--- Start of EXTRACTED MATERIAL ---
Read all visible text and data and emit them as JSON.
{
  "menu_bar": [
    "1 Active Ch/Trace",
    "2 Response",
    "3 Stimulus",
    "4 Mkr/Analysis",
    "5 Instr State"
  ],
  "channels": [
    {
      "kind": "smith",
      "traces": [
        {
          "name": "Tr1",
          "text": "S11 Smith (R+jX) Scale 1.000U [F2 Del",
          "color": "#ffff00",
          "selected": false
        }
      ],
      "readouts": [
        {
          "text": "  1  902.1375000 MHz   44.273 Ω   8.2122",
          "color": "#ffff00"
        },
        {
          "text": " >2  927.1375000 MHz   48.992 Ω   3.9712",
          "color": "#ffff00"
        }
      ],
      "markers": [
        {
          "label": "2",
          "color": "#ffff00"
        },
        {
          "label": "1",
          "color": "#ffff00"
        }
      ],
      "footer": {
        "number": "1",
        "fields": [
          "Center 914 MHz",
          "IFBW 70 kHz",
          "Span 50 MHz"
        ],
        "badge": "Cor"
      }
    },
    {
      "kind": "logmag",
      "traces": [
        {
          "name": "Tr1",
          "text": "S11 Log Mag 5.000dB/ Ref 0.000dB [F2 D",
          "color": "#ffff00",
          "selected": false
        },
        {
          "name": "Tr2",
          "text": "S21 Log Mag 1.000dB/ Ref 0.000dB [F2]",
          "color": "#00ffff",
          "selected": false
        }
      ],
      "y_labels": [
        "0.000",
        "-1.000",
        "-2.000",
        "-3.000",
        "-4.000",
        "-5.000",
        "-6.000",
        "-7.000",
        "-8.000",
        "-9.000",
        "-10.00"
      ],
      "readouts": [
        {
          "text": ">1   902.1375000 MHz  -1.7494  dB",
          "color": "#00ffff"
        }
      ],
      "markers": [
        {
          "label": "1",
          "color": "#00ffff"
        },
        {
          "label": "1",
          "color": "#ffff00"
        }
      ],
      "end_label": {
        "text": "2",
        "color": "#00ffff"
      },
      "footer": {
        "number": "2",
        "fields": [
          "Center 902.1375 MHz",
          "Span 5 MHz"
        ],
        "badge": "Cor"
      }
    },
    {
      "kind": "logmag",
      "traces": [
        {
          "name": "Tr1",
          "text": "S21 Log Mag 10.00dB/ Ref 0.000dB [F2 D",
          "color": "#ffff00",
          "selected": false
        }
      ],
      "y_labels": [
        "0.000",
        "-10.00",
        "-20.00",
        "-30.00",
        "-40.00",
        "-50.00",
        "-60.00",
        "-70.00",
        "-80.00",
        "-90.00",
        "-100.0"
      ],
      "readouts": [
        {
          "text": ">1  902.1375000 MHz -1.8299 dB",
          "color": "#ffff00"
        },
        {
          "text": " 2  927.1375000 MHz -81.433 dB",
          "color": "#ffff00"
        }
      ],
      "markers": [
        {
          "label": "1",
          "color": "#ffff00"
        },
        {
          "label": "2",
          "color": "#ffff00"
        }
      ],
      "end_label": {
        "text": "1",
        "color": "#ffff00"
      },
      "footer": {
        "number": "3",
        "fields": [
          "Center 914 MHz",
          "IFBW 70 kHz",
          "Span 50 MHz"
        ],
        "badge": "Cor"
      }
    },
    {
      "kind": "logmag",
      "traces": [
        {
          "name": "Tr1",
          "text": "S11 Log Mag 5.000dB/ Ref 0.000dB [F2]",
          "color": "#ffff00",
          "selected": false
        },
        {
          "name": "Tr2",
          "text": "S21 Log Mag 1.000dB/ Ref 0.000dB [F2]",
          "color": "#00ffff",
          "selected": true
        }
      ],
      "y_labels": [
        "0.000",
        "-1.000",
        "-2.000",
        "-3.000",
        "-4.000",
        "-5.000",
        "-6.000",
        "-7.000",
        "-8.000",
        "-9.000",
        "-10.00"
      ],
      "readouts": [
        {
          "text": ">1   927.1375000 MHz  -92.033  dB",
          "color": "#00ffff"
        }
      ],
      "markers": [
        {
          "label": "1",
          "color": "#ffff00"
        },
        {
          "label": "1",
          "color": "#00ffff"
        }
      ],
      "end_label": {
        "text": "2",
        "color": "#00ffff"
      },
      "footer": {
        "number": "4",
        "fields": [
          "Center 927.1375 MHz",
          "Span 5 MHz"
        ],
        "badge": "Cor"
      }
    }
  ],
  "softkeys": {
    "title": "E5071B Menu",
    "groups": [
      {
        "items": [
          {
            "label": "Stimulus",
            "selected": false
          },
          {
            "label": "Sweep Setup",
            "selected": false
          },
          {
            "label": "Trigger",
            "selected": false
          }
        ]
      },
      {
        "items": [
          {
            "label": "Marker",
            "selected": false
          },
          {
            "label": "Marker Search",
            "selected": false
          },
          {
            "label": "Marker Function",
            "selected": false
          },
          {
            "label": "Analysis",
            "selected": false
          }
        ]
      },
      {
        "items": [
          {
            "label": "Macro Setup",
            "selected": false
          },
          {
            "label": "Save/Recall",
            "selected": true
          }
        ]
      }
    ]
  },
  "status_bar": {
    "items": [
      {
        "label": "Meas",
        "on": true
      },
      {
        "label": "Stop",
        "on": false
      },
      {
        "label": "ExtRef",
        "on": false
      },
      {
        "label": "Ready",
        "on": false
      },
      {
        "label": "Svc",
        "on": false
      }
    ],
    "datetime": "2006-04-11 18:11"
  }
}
--- End of EXTRACTED MATERIAL ---
* **AIM**:
Your task is to retype all the records above with nothing left out.

* **ANSWER TO THIS EXERCISE**:
Read all visible text and data and emit them as JSON.
{
  "menu_bar": [
    "1 Active Ch/Trace",
    "2 Response",
    "3 Stimulus",
    "4 Mkr/Analysis",
    "5 Instr State"
  ],
  "channels": [
    {
      "kind": "smith",
      "traces": [
        {
          "name": "Tr1",
          "text": "S11 Smith (R+jX) Scale 1.000U [F2 Del",
          "color": "#ffff00",
          "selected": false
        }
      ],
      "readouts": [
        {
          "text": "  1  902.1375000 MHz   44.273 Ω   8.2122",
          "color": "#ffff00"
        },
        {
          "text": " >2  927.1375000 MHz   48.992 Ω   3.9712",
          "color": "#ffff00"
        }
      ],
      "markers": [
        {
          "label": "2",
          "color": "#ffff00"
        },
        {
          "label": "1",
          "color": "#ffff00"
        }
      ],
      "footer": {
        "number": "1",
        "fields": [
          "Center 914 MHz",
          "IFBW 70 kHz",
          "Span 50 MHz"
        ],
        "badge": "Cor"
      }
    },
    {
      "kind": "logmag",
      "traces": [
        {
          "name": "Tr1",
          "text": "S11 Log Mag 5.000dB/ Ref 0.000dB [F2 D",
          "color": "#ffff00",
          "selected": false
        },
        {
          "name": "Tr2",
          "text": "S21 Log Mag 1.000dB/ Ref 0.000dB [F2]",
          "color": "#00ffff",
          "selected": false
        }
      ],
      "y_labels": [
        "0.000",
        "-1.000",
        "-2.000",
        "-3.000",
        "-4.000",
        "-5.000",
        "-6.000",
        "-7.000",
        "-8.000",
        "-9.000",
        "-10.00"
      ],
      "readouts": [
        {
          "text": ">1   902.1375000 MHz  -1.7494  dB",
          "color": "#00ffff"
        }
      ],
      "markers": [
        {
          "label": "1",
          "color": "#00ffff"
        },
        {
          "label": "1",
          "color": "#ffff00"
        }
      ],
      "end_label": {
        "text": "2",
        "color": "#00ffff"
      },
      "footer": {
        "number": "2",
        "fields": [
          "Center 902.1375 MHz",
          "Span 5 MHz"
        ],
        "badge": "Cor"
      }
    },
    {
      "kind": "logmag",
      "traces": [
        {
          "name": "Tr1",
          "text": "S21 Log Mag 10.00dB/ Ref 0.000dB [F2 D",
          "color": "#ffff00",
          "selected": false
        }
      ],
      "y_labels": [
        "0.000",
        "-10.00",
        "-20.00",
        "-30.00",
        "-40.00",
        "-50.00",
        "-60.00",
        "-70.00",
        "-80.00",
        "-90.00",
        "-100.0"
      ],
      "readouts": [
        {
          "text": ">1  902.1375000 MHz -1.8299 dB",
          "color": "#ffff00"
        },
        {
          "text": " 2  927.1375000 MHz -81.433 dB",
          "color": "#ffff00"
        }
      ],
      "markers": [
        {
          "label": "1",
          "color": "#ffff00"
        },
        {
          "label": "2",
          "color": "#ffff00"
        }
      ],
      "end_label": {
        "text": "1",
        "color": "#ffff00"
      },
      "footer": {
        "number": "3",
        "fields": [
          "Center 914 MHz",
          "IFBW 70 kHz",
          "Span 50 MHz"
        ],
        "badge": "Cor"
      }
    },
    {
      "kind": "logmag",
      "traces": [
        {
          "name": "Tr1",
          "text": "S11 Log Mag 5.000dB/ Ref 0.000dB [F2]",
          "color": "#ffff00",
          "selected": false
        },
        {
          "name": "Tr2",
          "text": "S21 Log Mag 1.000dB/ Ref 0.000dB [F2]",
          "color": "#00ffff",
          "selected": true
        }
      ],
      "y_labels": [
        "0.000",
        "-1.000",
        "-2.000",
        "-3.000",
        "-4.000",
        "-5.000",
        "-6.000",
        "-7.000",
        "-8.000",
        "-9.000",
        "-10.00"
      ],
      "readouts": [
        {
          "text": ">1   927.1375000 MHz  -92.033  dB",
          "color": "#00ffff"
        }
      ],
      "markers": [
        {
          "label": "1",
          "color": "#ffff00"
        },
        {
          "label": "1",
          "color": "#00ffff"
        }
      ],
      "end_label": {
        "text": "2",
        "color": "#00ffff"
      },
      "footer": {
        "number": "4",
        "fields": [
          "Center 927.1375 MHz",
          "Span 5 MHz"
        ],
        "badge": "Cor"
      }
    }
  ],
  "softkeys": {
    "title": "E5071B Menu",
    "groups": [
      {
        "items": [
          {
            "label": "Stimulus",
            "selected": false
          },
          {
            "label": "Sweep Setup",
            "selected": false
          },
          {
            "label": "Trigger",
            "selected": false
          }
        ]
      },
      {
        "items": [
          {
            "label": "Marker",
            "selected": false
          },
          {
            "label": "Marker Search",
            "selected": false
          },
          {
            "label": "Marker Function",
            "selected": false
          },
          {
            "label": "Analysis",
            "selected": false
          }
        ]
      },
      {
        "items": [
          {
            "label": "Macro Setup",
            "selected": false
          },
          {
            "label": "Save/Recall",
            "selected": true
          }
        ]
      }
    ]
  },
  "status_bar": {
    "items": [
      {
        "label": "Meas",
        "on": true
      },
      {
        "label": "Stop",
        "on": false
      },
      {
        "label": "ExtRef",
        "on": false
      },
      {
        "label": "Ready",
        "on": false
      },
      {
        "label": "Svc",
        "on": false
      }
    ],
    "datetime": "2006-04-11 18:11"
  }
}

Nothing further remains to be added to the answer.